### EXERCISE MATERIALS:
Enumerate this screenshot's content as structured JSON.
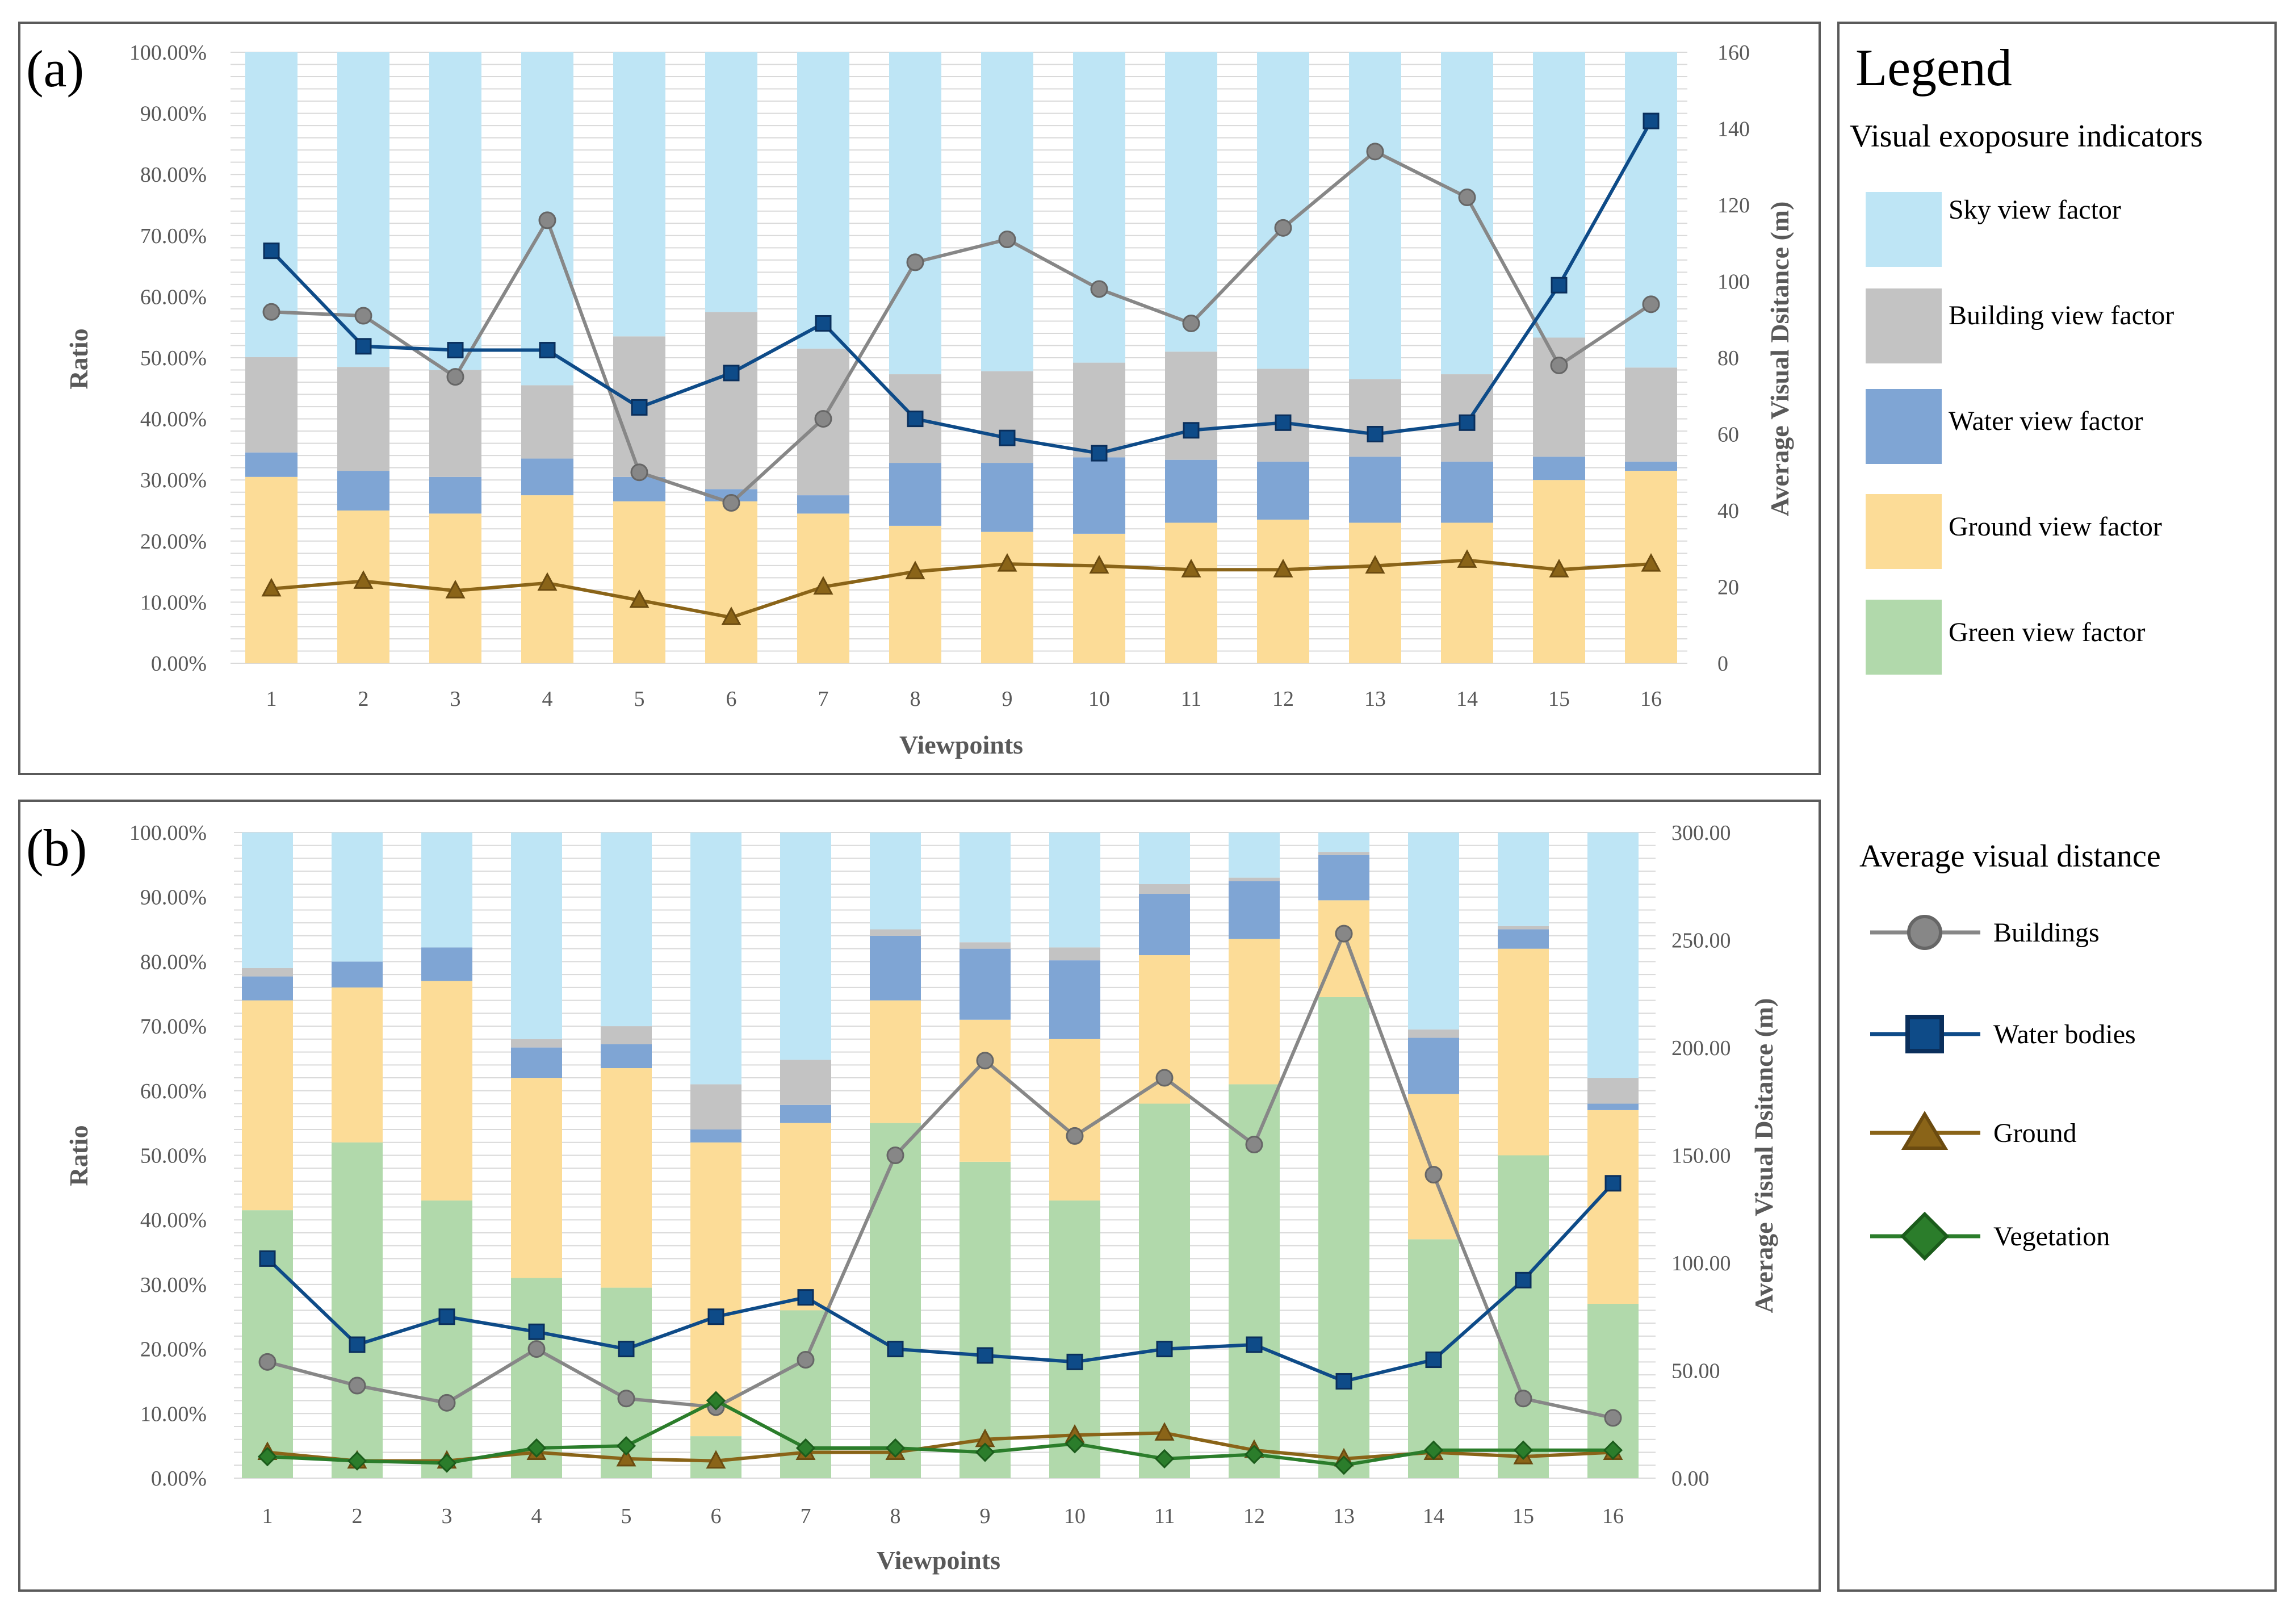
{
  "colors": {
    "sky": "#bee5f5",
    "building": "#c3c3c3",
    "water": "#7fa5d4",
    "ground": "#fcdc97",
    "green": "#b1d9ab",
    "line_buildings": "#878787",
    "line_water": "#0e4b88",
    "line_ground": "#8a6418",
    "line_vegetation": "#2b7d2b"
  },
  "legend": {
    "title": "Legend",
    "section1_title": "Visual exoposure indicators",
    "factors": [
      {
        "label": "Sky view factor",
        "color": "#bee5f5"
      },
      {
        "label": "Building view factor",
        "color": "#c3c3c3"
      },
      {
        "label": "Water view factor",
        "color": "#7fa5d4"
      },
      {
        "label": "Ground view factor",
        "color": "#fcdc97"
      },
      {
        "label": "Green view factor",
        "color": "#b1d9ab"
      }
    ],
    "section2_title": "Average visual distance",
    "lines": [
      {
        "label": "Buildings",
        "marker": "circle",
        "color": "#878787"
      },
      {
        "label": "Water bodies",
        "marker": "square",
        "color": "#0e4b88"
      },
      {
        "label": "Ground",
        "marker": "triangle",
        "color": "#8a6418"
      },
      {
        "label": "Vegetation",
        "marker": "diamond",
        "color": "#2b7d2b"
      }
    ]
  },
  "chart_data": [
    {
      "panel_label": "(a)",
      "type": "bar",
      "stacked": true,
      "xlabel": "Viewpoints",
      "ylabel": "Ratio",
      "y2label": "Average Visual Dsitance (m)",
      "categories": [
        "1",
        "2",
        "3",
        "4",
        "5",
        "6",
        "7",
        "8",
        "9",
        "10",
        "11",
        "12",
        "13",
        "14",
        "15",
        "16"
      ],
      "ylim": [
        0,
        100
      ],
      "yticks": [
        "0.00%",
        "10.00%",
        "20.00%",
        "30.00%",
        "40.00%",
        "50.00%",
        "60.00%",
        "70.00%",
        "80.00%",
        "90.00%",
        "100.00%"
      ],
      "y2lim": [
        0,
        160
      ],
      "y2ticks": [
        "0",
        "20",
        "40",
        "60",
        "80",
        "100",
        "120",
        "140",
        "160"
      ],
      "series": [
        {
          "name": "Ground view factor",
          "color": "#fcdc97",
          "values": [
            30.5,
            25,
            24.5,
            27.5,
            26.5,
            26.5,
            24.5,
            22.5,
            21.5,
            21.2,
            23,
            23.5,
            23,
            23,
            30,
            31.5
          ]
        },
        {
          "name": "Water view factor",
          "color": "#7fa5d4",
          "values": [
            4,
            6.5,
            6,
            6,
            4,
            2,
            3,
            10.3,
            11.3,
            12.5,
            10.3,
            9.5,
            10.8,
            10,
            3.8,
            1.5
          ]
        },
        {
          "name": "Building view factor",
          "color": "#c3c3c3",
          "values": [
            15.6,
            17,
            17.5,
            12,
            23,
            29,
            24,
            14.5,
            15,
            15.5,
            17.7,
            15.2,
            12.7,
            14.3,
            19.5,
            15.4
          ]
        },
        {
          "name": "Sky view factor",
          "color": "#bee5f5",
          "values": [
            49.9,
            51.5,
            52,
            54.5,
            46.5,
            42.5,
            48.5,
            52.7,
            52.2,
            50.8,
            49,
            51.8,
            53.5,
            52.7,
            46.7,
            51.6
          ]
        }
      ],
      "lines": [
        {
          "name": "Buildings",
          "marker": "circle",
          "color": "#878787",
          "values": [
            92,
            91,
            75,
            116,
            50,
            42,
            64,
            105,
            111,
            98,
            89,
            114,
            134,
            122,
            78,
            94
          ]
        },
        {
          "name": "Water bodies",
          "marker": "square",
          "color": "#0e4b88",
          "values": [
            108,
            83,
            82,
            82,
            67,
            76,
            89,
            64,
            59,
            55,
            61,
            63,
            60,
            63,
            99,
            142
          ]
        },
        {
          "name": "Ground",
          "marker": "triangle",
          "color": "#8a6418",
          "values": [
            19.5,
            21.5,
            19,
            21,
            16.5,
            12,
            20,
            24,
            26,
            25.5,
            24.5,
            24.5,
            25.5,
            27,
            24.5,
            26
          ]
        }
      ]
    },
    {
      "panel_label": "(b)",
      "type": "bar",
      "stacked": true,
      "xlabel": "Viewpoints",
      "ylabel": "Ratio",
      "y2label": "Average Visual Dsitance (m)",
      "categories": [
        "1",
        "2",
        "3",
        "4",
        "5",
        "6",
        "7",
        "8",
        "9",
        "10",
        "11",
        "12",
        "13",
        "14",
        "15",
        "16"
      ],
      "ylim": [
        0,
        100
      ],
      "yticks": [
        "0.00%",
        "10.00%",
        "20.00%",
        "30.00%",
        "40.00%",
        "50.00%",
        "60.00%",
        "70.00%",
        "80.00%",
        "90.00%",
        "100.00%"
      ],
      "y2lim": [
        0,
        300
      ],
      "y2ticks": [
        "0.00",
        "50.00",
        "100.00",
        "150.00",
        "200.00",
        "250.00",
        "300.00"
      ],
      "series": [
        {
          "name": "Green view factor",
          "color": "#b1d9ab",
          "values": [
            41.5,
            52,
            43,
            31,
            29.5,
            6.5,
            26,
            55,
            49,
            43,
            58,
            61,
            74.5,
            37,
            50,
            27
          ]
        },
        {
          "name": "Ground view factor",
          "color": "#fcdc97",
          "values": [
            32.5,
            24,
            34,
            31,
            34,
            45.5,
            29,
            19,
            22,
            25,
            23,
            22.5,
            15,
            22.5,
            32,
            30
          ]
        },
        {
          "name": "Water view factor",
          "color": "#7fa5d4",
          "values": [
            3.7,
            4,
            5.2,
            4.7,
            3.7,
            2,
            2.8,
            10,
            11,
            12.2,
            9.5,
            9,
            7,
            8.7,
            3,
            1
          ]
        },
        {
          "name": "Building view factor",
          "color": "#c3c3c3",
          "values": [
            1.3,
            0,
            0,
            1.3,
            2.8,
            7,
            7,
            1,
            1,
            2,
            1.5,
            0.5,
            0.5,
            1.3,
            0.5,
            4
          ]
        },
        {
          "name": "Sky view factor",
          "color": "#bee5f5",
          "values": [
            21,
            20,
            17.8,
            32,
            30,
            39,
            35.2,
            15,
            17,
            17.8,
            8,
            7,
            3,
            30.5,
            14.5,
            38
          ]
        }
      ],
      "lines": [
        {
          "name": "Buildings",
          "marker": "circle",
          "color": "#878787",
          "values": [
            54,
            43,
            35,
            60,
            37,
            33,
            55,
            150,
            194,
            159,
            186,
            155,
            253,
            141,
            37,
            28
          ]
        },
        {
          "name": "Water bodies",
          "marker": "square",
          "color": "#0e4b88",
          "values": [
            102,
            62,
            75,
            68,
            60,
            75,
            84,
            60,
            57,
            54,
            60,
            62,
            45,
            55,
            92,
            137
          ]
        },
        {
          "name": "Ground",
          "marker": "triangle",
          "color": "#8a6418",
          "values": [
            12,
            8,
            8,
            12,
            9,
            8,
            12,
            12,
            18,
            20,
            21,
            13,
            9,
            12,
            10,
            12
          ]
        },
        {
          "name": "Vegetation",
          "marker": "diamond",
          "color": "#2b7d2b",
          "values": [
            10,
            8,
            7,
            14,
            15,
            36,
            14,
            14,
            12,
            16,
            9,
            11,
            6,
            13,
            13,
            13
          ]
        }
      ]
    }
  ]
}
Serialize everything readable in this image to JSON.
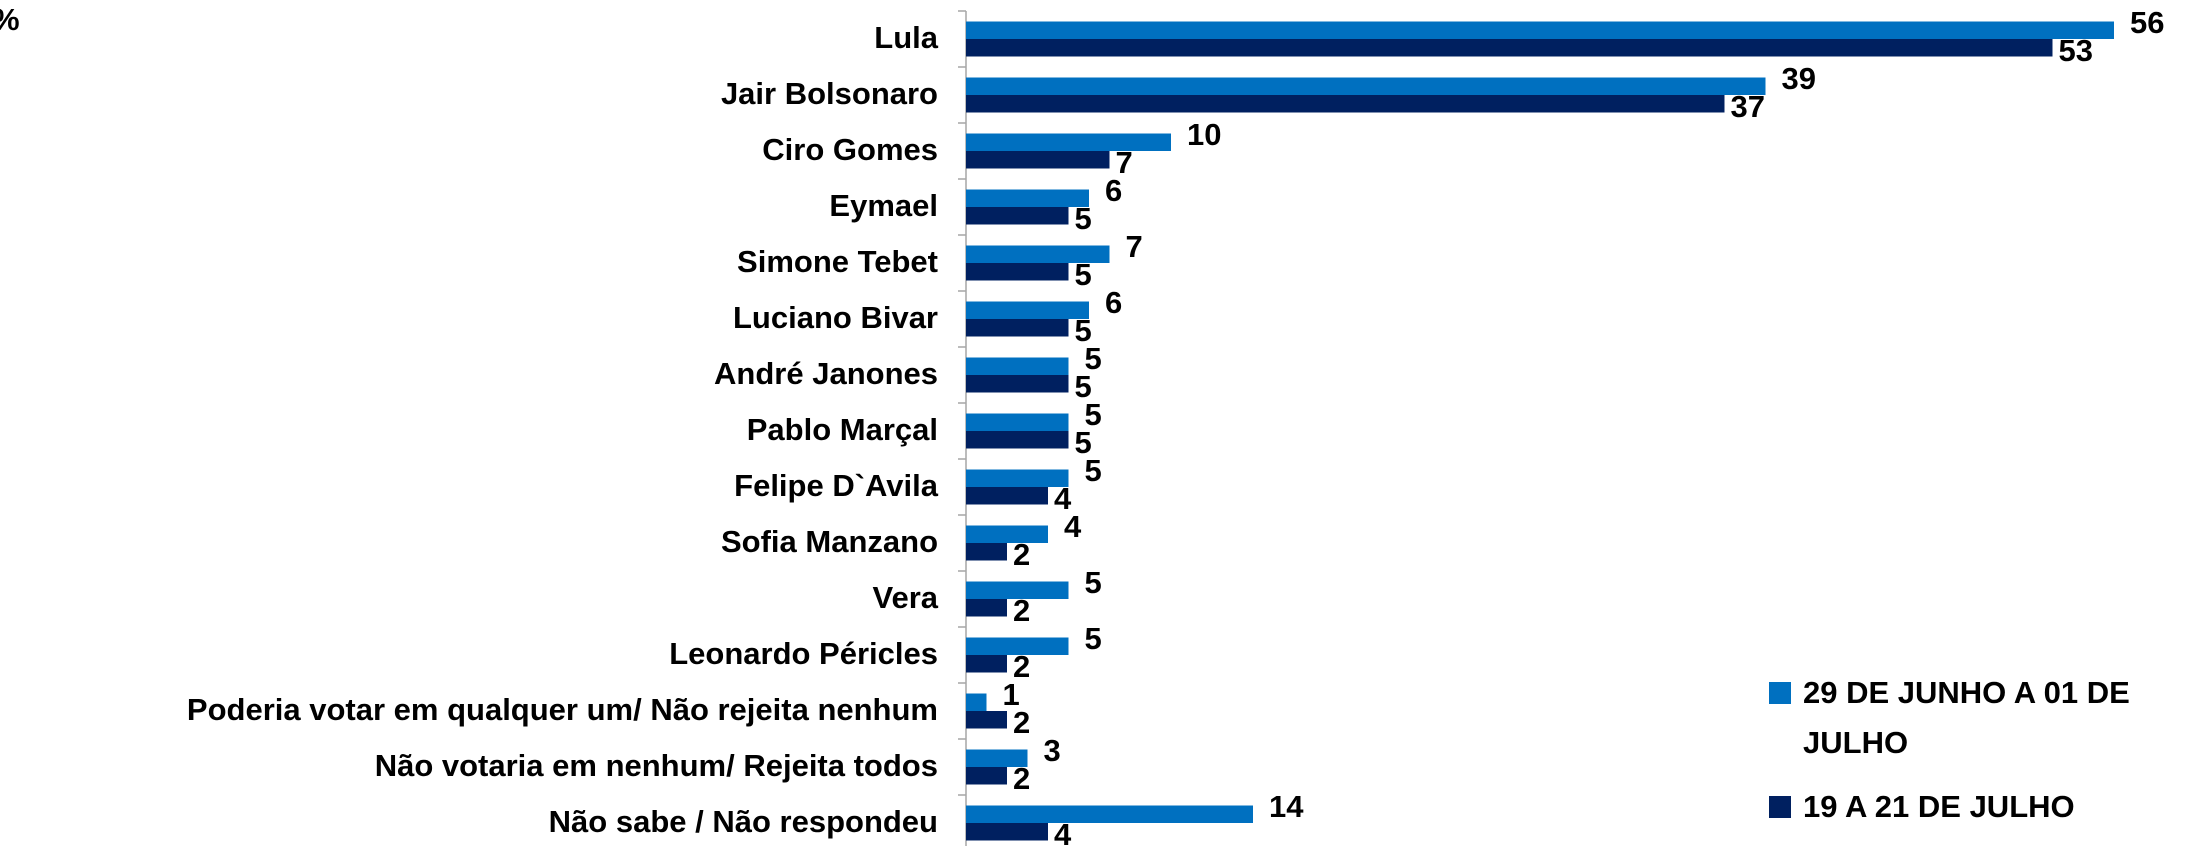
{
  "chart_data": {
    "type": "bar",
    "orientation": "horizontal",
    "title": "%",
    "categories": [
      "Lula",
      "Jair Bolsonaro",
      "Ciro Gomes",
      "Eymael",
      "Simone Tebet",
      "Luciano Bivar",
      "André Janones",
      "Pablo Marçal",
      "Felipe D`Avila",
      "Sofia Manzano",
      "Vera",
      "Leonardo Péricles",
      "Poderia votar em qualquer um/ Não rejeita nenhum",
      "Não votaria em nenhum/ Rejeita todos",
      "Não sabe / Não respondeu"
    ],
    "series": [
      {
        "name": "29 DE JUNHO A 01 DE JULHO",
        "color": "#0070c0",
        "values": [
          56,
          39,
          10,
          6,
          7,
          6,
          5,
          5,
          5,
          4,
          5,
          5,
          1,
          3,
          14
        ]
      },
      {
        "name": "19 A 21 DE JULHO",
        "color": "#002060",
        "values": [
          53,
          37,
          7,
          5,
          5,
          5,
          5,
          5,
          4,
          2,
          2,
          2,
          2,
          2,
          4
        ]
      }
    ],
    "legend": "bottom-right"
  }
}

### WHAT YOU WILL DO:
Do not include pictures. Copy only the lines running from the line with "Serialize everything readable" through the last line of the records, exactly as they appear.

### OUTPUT:
Serialize everything readable in this image to JSON.
{
  "chart_data": {
    "type": "bar",
    "orientation": "horizontal",
    "title": "%",
    "categories": [
      "Lula",
      "Jair Bolsonaro",
      "Ciro Gomes",
      "Eymael",
      "Simone Tebet",
      "Luciano Bivar",
      "André Janones",
      "Pablo Marçal",
      "Felipe D`Avila",
      "Sofia Manzano",
      "Vera",
      "Leonardo Péricles",
      "Poderia votar em qualquer um/ Não rejeita nenhum",
      "Não votaria em nenhum/ Rejeita todos",
      "Não sabe / Não respondeu"
    ],
    "series": [
      {
        "name": "29 DE JUNHO A 01 DE JULHO",
        "color": "#0070c0",
        "values": [
          56,
          39,
          10,
          6,
          7,
          6,
          5,
          5,
          5,
          4,
          5,
          5,
          1,
          3,
          14
        ]
      },
      {
        "name": "19 A 21 DE JULHO",
        "color": "#002060",
        "values": [
          53,
          37,
          7,
          5,
          5,
          5,
          5,
          5,
          4,
          2,
          2,
          2,
          2,
          2,
          4
        ]
      }
    ],
    "legend": "bottom-right"
  }
}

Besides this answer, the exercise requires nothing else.